→ **Your goal**
Check every line of the entries that follow, and copy the ones containing "Cove".
-*-
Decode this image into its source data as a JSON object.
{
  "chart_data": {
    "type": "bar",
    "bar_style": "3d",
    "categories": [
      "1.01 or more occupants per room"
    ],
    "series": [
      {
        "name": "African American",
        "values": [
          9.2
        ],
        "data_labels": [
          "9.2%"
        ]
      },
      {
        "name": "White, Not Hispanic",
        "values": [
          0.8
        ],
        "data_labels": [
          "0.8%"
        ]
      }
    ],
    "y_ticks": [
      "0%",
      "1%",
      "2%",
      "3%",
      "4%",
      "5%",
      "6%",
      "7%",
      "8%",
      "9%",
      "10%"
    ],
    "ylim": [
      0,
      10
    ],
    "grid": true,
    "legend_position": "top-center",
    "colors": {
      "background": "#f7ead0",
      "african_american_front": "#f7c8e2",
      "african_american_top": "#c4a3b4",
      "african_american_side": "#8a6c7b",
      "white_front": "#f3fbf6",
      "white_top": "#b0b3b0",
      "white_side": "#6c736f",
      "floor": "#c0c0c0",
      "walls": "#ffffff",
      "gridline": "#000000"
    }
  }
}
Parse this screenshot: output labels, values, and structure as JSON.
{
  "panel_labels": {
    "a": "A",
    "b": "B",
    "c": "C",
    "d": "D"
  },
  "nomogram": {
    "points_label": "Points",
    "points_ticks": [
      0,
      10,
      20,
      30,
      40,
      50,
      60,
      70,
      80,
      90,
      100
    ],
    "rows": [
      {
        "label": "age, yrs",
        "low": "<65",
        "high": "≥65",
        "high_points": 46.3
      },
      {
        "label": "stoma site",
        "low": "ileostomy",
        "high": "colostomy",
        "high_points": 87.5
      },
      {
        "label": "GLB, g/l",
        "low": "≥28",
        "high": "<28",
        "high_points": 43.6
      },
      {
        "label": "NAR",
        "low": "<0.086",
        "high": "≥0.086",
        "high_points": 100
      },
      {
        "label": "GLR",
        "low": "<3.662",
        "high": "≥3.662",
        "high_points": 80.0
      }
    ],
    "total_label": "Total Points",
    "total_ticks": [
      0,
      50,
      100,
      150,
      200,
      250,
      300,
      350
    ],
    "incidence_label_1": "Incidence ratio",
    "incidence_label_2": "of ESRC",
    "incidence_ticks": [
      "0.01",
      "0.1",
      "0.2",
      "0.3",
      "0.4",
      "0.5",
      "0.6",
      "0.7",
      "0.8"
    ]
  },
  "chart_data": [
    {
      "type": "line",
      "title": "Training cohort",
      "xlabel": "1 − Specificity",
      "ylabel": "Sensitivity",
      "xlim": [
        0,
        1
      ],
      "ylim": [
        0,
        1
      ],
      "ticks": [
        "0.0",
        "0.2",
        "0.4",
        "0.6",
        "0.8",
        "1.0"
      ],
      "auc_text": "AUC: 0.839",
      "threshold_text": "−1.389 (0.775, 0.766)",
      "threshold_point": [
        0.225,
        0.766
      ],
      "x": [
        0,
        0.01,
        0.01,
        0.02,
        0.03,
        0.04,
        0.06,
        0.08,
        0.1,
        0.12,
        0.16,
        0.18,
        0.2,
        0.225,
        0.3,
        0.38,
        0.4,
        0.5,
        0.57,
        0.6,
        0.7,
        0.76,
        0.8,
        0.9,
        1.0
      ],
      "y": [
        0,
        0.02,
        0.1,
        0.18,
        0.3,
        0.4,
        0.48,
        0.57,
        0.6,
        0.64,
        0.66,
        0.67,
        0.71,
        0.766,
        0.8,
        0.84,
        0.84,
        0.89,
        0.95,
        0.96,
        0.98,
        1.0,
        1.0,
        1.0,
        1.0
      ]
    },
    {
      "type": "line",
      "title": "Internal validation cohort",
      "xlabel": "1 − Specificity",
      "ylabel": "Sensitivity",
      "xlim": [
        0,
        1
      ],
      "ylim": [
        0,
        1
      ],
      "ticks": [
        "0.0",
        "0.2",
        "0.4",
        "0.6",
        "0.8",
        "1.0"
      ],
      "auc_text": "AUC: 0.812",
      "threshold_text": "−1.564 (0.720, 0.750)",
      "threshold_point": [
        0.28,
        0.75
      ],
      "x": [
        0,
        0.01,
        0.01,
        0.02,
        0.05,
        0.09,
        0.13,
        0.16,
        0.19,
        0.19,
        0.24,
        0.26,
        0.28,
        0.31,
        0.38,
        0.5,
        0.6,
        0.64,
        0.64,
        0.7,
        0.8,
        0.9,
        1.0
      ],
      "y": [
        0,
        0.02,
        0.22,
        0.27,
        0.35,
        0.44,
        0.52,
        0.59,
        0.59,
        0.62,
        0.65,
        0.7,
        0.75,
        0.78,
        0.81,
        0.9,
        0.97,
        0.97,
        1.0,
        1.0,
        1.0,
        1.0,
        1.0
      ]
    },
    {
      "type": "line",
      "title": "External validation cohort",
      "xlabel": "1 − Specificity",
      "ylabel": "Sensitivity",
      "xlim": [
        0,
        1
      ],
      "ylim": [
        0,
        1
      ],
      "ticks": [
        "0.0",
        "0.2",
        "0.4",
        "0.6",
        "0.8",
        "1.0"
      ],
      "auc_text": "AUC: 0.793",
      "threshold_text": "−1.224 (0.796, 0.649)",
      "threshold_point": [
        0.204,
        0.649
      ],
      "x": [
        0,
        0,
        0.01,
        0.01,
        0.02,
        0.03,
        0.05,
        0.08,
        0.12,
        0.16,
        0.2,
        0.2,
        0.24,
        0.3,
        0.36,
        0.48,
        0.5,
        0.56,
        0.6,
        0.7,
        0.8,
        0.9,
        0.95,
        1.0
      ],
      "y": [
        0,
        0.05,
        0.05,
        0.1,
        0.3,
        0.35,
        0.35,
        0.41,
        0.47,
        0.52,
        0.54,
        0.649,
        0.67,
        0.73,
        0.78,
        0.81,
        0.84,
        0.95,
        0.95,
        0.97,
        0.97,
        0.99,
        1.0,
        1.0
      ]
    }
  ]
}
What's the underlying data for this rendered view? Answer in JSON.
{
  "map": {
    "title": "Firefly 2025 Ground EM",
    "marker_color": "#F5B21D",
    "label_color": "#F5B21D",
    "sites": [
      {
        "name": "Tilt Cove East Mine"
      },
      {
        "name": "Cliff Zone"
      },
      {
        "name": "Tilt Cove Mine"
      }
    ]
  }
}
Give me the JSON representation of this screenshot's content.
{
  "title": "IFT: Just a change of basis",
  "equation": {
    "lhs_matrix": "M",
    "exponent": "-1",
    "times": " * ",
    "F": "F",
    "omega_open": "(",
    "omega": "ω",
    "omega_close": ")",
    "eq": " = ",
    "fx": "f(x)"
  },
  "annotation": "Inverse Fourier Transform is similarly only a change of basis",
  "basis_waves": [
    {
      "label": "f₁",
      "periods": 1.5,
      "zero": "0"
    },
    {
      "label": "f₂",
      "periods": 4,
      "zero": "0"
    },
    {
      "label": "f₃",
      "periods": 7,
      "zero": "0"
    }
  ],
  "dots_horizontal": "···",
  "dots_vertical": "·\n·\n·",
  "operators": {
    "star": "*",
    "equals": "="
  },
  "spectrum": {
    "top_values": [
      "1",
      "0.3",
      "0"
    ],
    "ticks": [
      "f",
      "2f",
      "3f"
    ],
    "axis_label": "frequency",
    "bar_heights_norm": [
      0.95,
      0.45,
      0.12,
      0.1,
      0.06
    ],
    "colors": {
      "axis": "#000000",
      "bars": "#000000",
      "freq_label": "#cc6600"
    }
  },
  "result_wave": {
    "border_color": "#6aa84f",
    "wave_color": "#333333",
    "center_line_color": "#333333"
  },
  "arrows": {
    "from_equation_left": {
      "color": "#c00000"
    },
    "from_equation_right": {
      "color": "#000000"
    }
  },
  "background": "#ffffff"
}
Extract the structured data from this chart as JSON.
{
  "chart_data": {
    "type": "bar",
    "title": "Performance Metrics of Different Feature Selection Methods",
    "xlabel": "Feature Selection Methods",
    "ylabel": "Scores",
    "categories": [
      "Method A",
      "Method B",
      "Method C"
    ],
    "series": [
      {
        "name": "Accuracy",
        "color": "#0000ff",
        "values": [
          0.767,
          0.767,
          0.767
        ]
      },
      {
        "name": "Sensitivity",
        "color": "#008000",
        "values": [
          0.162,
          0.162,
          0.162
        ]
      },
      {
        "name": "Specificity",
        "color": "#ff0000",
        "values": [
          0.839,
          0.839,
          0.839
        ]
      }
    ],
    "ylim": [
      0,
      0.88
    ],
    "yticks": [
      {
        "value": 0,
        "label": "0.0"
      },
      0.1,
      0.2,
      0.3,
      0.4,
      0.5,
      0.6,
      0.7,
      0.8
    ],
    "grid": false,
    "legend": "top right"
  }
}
-*-
→ **Response to this exercise**
        "name": "Tilt Cove East Mine"
        "name": "Tilt Cove Mine"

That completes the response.